= What is asked =
All of the material below is to be retyped exactly.

= Records provided =
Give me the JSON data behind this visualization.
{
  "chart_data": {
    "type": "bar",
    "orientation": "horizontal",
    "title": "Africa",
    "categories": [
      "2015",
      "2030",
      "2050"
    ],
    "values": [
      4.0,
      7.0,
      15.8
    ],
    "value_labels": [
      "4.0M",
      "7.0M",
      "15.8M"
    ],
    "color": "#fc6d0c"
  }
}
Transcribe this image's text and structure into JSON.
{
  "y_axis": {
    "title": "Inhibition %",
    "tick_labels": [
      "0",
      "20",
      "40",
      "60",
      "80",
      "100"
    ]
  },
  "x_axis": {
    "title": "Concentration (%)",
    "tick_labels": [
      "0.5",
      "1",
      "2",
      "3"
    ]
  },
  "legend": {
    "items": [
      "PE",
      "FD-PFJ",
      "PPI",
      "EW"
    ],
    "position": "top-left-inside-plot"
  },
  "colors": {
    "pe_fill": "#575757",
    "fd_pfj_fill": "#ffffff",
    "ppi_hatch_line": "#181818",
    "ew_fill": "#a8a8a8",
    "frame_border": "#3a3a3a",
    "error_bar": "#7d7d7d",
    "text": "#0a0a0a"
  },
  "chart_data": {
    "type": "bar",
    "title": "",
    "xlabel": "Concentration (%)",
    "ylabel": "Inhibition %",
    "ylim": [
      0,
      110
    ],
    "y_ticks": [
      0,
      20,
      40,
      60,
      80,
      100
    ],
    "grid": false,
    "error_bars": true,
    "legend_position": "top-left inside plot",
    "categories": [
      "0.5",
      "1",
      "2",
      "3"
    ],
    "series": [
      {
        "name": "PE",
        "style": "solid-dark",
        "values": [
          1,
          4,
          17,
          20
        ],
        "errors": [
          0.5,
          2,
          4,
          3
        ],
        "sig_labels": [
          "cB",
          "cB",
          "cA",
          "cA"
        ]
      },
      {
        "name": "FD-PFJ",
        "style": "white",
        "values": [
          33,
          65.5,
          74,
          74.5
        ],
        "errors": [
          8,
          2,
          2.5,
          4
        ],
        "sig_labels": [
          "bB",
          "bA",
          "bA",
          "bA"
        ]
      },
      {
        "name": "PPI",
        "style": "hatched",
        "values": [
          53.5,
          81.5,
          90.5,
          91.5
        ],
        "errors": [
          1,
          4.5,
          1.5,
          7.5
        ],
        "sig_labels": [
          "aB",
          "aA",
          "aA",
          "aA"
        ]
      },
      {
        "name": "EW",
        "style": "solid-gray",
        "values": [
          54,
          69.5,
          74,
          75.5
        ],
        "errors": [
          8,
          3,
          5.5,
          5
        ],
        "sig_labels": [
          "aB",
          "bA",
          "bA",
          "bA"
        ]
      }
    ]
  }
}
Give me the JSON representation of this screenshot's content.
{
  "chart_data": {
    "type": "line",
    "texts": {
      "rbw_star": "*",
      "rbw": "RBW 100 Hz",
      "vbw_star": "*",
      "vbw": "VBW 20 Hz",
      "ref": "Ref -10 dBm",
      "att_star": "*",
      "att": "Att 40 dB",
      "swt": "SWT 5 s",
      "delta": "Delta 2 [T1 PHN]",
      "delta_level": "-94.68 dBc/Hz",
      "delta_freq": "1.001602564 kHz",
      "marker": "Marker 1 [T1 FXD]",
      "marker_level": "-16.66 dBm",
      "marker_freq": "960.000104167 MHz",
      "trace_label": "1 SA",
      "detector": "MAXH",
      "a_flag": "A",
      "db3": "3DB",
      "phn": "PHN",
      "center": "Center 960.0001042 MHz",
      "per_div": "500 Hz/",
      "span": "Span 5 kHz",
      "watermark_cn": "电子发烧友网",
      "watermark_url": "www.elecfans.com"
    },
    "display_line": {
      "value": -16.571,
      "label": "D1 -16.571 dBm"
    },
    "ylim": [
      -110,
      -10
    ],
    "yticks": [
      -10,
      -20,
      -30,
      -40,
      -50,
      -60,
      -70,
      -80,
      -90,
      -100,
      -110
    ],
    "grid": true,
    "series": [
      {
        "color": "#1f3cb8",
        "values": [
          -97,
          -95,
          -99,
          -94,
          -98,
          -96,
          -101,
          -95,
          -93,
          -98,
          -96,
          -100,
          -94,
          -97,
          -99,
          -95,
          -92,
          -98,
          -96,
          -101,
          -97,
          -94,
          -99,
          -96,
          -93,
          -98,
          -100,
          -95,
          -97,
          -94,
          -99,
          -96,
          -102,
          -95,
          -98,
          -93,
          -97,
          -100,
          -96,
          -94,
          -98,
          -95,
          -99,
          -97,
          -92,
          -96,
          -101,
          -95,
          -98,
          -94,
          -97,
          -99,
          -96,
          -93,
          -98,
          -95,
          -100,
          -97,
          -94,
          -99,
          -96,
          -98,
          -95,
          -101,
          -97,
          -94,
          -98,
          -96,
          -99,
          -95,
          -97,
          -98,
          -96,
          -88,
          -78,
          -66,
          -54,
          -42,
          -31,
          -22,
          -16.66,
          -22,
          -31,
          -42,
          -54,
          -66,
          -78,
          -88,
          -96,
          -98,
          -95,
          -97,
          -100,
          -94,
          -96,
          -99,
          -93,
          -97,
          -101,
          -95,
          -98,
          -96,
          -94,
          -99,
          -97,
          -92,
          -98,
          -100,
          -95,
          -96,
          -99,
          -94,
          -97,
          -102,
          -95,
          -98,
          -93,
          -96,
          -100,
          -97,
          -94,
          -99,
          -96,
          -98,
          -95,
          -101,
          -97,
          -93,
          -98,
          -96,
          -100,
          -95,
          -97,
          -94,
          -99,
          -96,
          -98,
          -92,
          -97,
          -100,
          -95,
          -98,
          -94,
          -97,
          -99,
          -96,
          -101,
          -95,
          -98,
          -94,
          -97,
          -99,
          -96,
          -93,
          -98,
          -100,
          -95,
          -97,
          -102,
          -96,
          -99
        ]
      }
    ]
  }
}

= Solution for this task =
Give me the JSON data behind this visualization.
{
  "chart_data": {
    "type": "bar",
    "orientation": "horizontal",
    "title": "Africa",
    "categories": [
      "2015",
      "2030",
      "2050"
    ],
    "values": [
      4.0,
      7.0,
      15.8
    ],
    "value_labels": [
      "4.0M",
      "7.0M",
      "15.8M"
    ],
    "color": "#fc6d0c"
  }
}
Transcribe this image's text and structure into JSON.
{
  "y_axis": {
    "title": "Inhibition %",
    "tick_labels": [
      "0",
      "20",
      "40",
      "60",
      "80",
      "100"
    ]
  },
  "x_axis": {
    "title": "Concentration (%)",
    "tick_labels": [
      "0.5",
      "1",
      "2",
      "3"
    ]
  },
  "legend": {
    "items": [
      "PE",
      "FD-PFJ",
      "PPI",
      "EW"
    ],
    "position": "top-left-inside-plot"
  },
  "colors": {
    "pe_fill": "#575757",
    "fd_pfj_fill": "#ffffff",
    "ppi_hatch_line": "#181818",
    "ew_fill": "#a8a8a8",
    "frame_border": "#3a3a3a",
    "error_bar": "#7d7d7d",
    "text": "#0a0a0a"
  },
  "chart_data": {
    "type": "bar",
    "title": "",
    "xlabel": "Concentration (%)",
    "ylabel": "Inhibition %",
    "ylim": [
      0,
      110
    ],
    "y_ticks": [
      0,
      20,
      40,
      60,
      80,
      100
    ],
    "grid": false,
    "error_bars": true,
    "legend_position": "top-left inside plot",
    "categories": [
      "0.5",
      "1",
      "2",
      "3"
    ],
    "series": [
      {
        "name": "PE",
        "style": "solid-dark",
        "values": [
          1,
          4,
          17,
          20
        ],
        "errors": [
          0.5,
          2,
          4,
          3
        ],
        "sig_labels": [
          "cB",
          "cB",
          "cA",
          "cA"
        ]
      },
      {
        "name": "FD-PFJ",
        "style": "white",
        "values": [
          33,
          65.5,
          74,
          74.5
        ],
        "errors": [
          8,
          2,
          2.5,
          4
        ],
        "sig_labels": [
          "bB",
          "bA",
          "bA",
          "bA"
        ]
      },
      {
        "name": "PPI",
        "style": "hatched",
        "values": [
          53.5,
          81.5,
          90.5,
          91.5
        ],
        "errors": [
          1,
          4.5,
          1.5,
          7.5
        ],
        "sig_labels": [
          "aB",
          "aA",
          "aA",
          "aA"
        ]
      },
      {
        "name": "EW",
        "style": "solid-gray",
        "values": [
          54,
          69.5,
          74,
          75.5
        ],
        "errors": [
          8,
          3,
          5.5,
          5
        ],
        "sig_labels": [
          "aB",
          "bA",
          "bA",
          "bA"
        ]
      }
    ]
  }
}
Give me the JSON representation of this screenshot's content.
{
  "chart_data": {
    "type": "line",
    "texts": {
      "rbw_star": "*",
      "rbw": "RBW 100 Hz",
      "vbw_star": "*",
      "vbw": "VBW 20 Hz",
      "ref": "Ref -10 dBm",
      "att_star": "*",
      "att": "Att 40 dB",
      "swt": "SWT 5 s",
      "delta": "Delta 2 [T1 PHN]",
      "delta_level": "-94.68 dBc/Hz",
      "delta_freq": "1.001602564 kHz",
      "marker": "Marker 1 [T1 FXD]",
      "marker_level": "-16.66 dBm",
      "marker_freq": "960.000104167 MHz",
      "trace_label": "1 SA",
      "detector": "MAXH",
      "a_flag": "A",
      "db3": "3DB",
      "phn": "PHN",
      "center": "Center 960.0001042 MHz",
      "per_div": "500 Hz/",
      "span": "Span 5 kHz",
      "watermark_cn": "电子发烧友网",
      "watermark_url": "www.elecfans.com"
    },
    "display_line": {
      "value": -16.571,
      "label": "D1 -16.571 dBm"
    },
    "ylim": [
      -110,
      -10
    ],
    "yticks": [
      -10,
      -20,
      -30,
      -40,
      -50,
      -60,
      -70,
      -80,
      -90,
      -100,
      -110
    ],
    "grid": true,
    "series": [
      {
        "color": "#1f3cb8",
        "values": [
          -97,
          -95,
          -99,
          -94,
          -98,
          -96,
          -101,
          -95,
          -93,
          -98,
          -96,
          -100,
          -94,
          -97,
          -99,
          -95,
          -92,
          -98,
          -96,
          -101,
          -97,
          -94,
          -99,
          -96,
          -93,
          -98,
          -100,
          -95,
          -97,
          -94,
          -99,
          -96,
          -102,
          -95,
          -98,
          -93,
          -97,
          -100,
          -96,
          -94,
          -98,
          -95,
          -99,
          -97,
          -92,
          -96,
          -101,
          -95,
          -98,
          -94,
          -97,
          -99,
          -96,
          -93,
          -98,
          -95,
          -100,
          -97,
          -94,
          -99,
          -96,
          -98,
          -95,
          -101,
          -97,
          -94,
          -98,
          -96,
          -99,
          -95,
          -97,
          -98,
          -96,
          -88,
          -78,
          -66,
          -54,
          -42,
          -31,
          -22,
          -16.66,
          -22,
          -31,
          -42,
          -54,
          -66,
          -78,
          -88,
          -96,
          -98,
          -95,
          -97,
          -100,
          -94,
          -96,
          -99,
          -93,
          -97,
          -101,
          -95,
          -98,
          -96,
          -94,
          -99,
          -97,
          -92,
          -98,
          -100,
          -95,
          -96,
          -99,
          -94,
          -97,
          -102,
          -95,
          -98,
          -93,
          -96,
          -100,
          -97,
          -94,
          -99,
          -96,
          -98,
          -95,
          -101,
          -97,
          -93,
          -98,
          -96,
          -100,
          -95,
          -97,
          -94,
          -99,
          -96,
          -98,
          -92,
          -97,
          -100,
          -95,
          -98,
          -94,
          -97,
          -99,
          -96,
          -101,
          -95,
          -98,
          -94,
          -97,
          -99,
          -96,
          -93,
          -98,
          -100,
          -95,
          -97,
          -102,
          -96,
          -99
        ]
      }
    ]
  }
}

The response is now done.